>> Begin Input records

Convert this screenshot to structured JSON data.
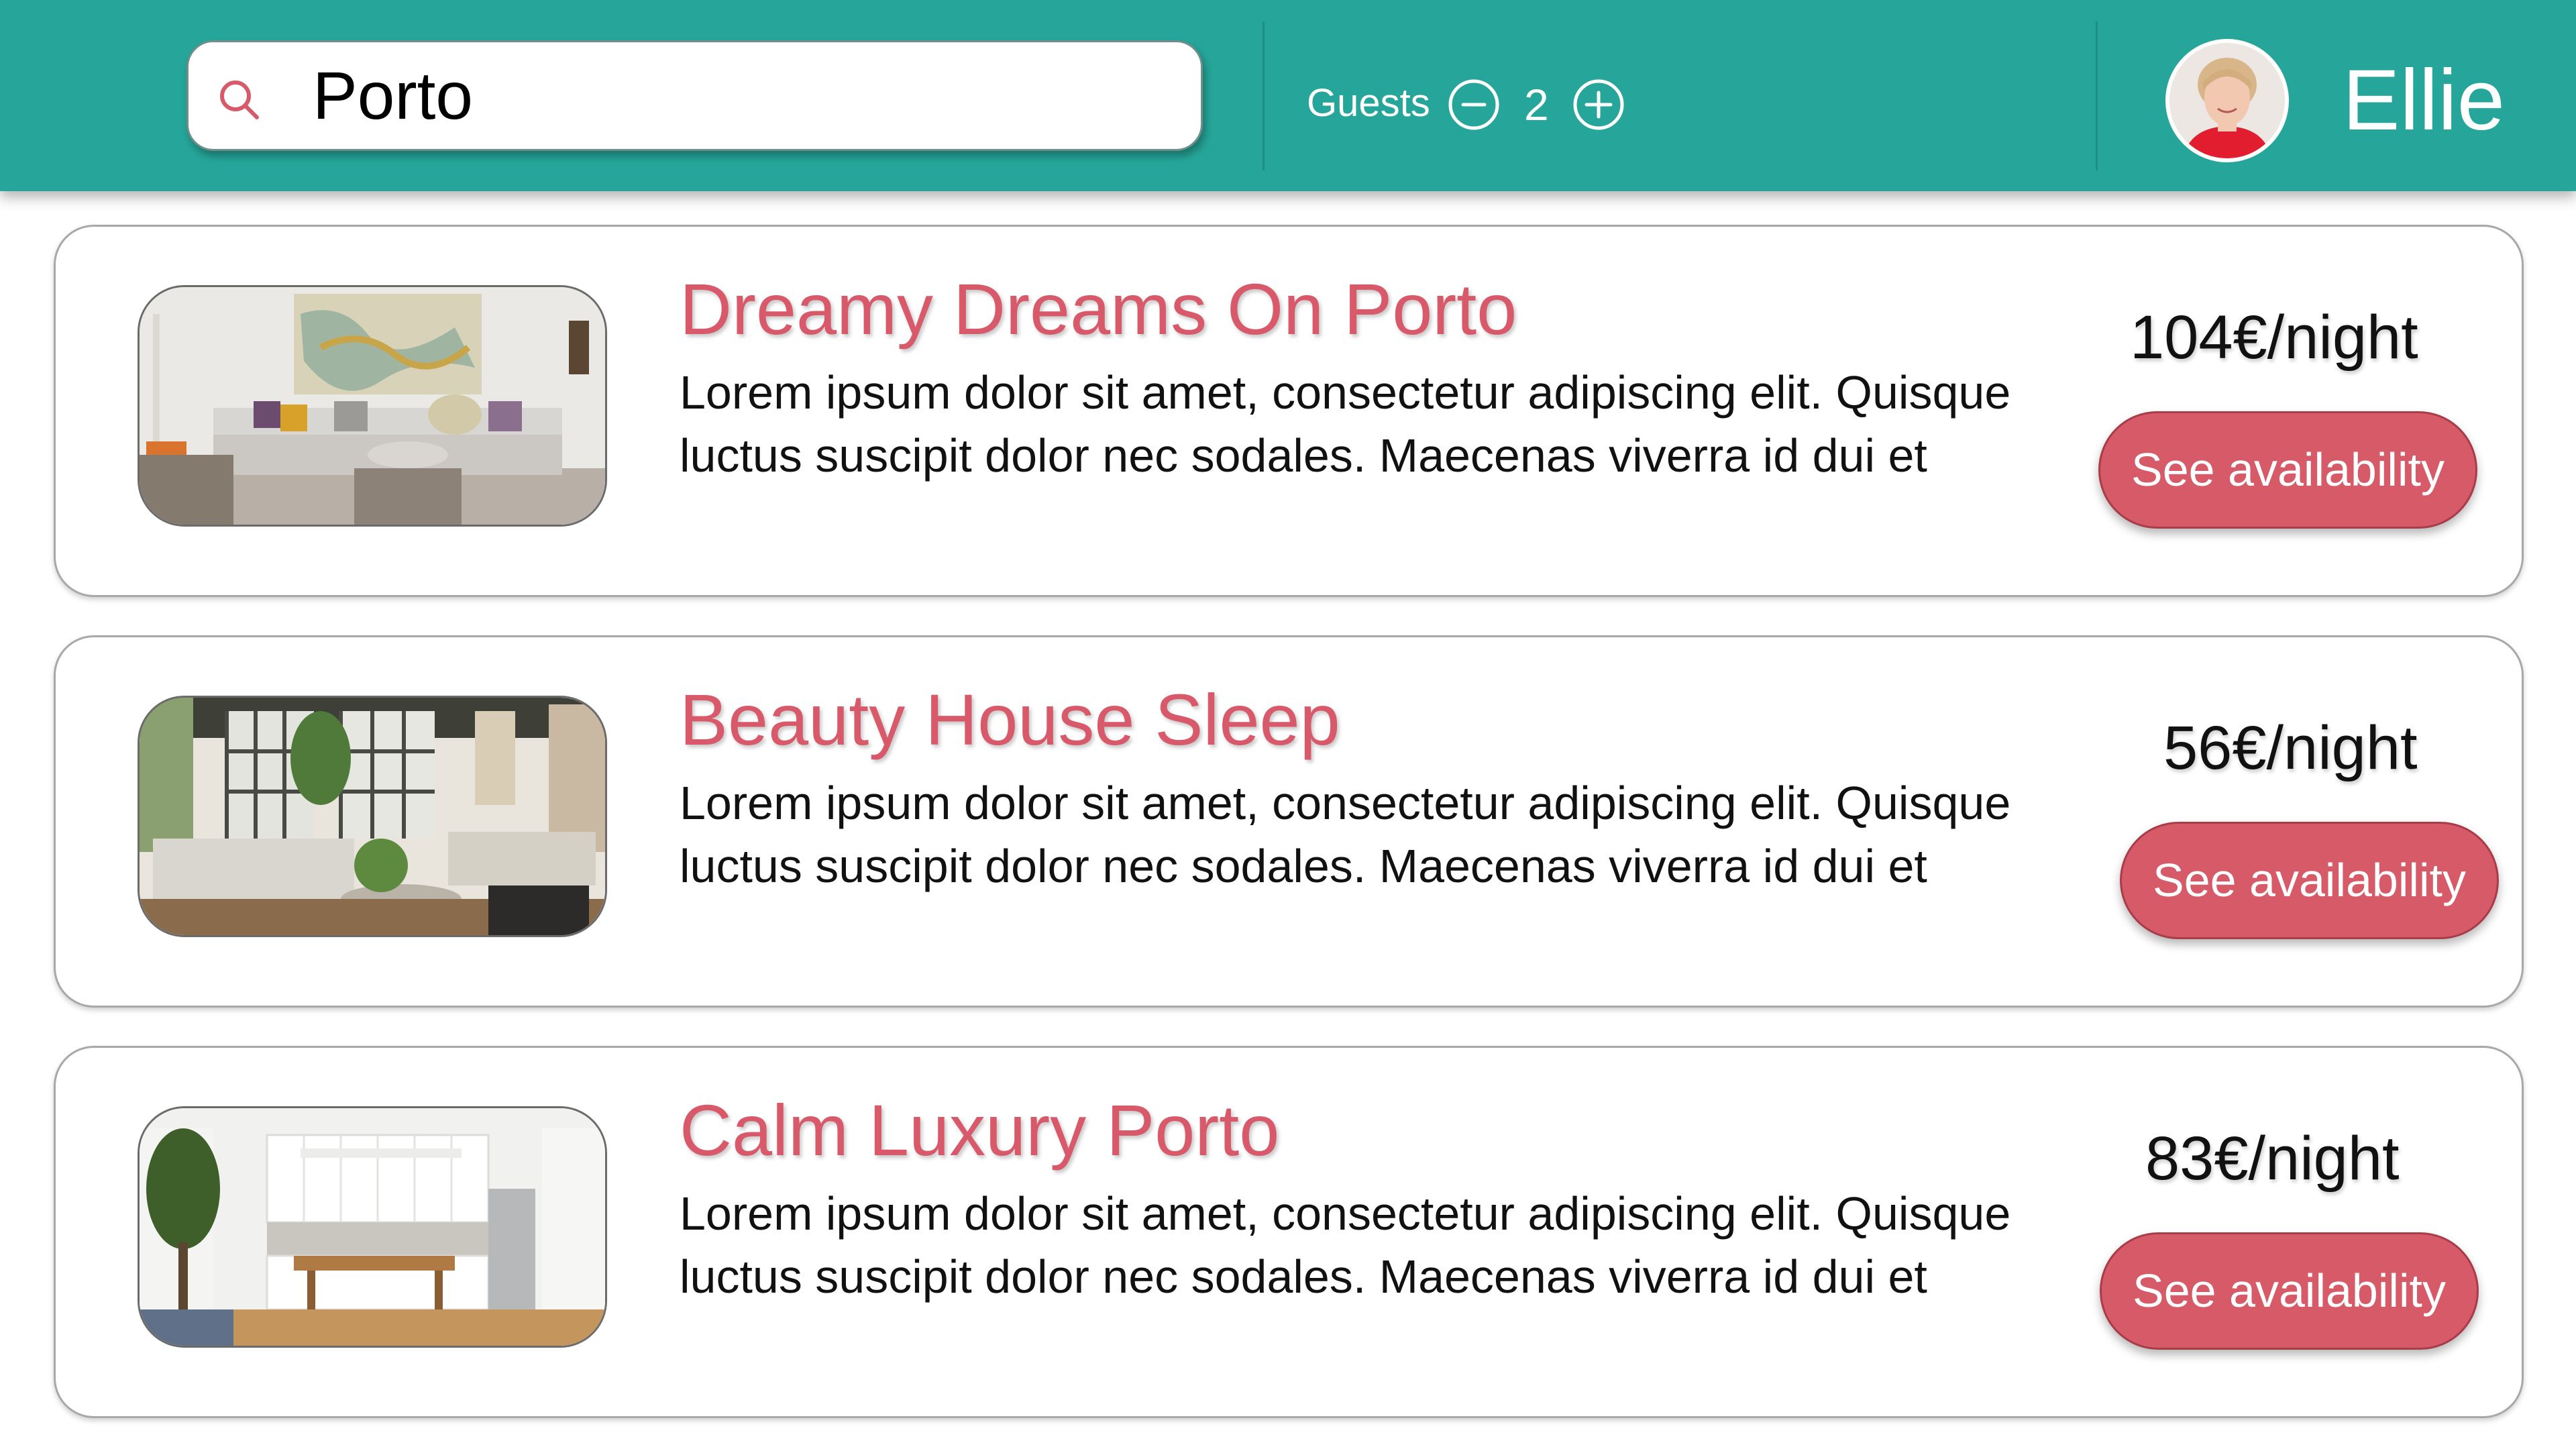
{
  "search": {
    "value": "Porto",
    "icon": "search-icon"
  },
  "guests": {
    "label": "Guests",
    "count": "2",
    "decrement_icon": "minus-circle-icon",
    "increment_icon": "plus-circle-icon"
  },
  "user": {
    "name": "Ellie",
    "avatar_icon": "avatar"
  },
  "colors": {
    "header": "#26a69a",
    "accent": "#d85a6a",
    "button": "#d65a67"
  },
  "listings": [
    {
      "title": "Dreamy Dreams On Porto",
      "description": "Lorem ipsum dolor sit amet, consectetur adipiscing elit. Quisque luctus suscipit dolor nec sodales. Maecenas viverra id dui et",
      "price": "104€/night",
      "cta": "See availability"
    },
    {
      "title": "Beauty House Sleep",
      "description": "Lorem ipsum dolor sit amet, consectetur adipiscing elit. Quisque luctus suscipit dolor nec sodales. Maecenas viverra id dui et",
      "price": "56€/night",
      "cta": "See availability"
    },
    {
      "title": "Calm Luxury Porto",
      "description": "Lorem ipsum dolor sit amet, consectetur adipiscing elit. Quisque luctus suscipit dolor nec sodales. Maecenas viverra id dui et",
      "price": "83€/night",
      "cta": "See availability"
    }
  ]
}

>> End Input records

Reproduce all of the data exactly, omitting each picture it holds.

Finished answer
Convert this screenshot to structured JSON data.
{
  "search": {
    "value": "Porto",
    "icon": "search-icon"
  },
  "guests": {
    "label": "Guests",
    "count": "2",
    "decrement_icon": "minus-circle-icon",
    "increment_icon": "plus-circle-icon"
  },
  "user": {
    "name": "Ellie",
    "avatar_icon": "avatar"
  },
  "colors": {
    "header": "#26a69a",
    "accent": "#d85a6a",
    "button": "#d65a67"
  },
  "listings": [
    {
      "title": "Dreamy Dreams On Porto",
      "description": "Lorem ipsum dolor sit amet, consectetur adipiscing elit. Quisque luctus suscipit dolor nec sodales. Maecenas viverra id dui et",
      "price": "104€/night",
      "cta": "See availability"
    },
    {
      "title": "Beauty House Sleep",
      "description": "Lorem ipsum dolor sit amet, consectetur adipiscing elit. Quisque luctus suscipit dolor nec sodales. Maecenas viverra id dui et",
      "price": "56€/night",
      "cta": "See availability"
    },
    {
      "title": "Calm Luxury Porto",
      "description": "Lorem ipsum dolor sit amet, consectetur adipiscing elit. Quisque luctus suscipit dolor nec sodales. Maecenas viverra id dui et",
      "price": "83€/night",
      "cta": "See availability"
    }
  ]
}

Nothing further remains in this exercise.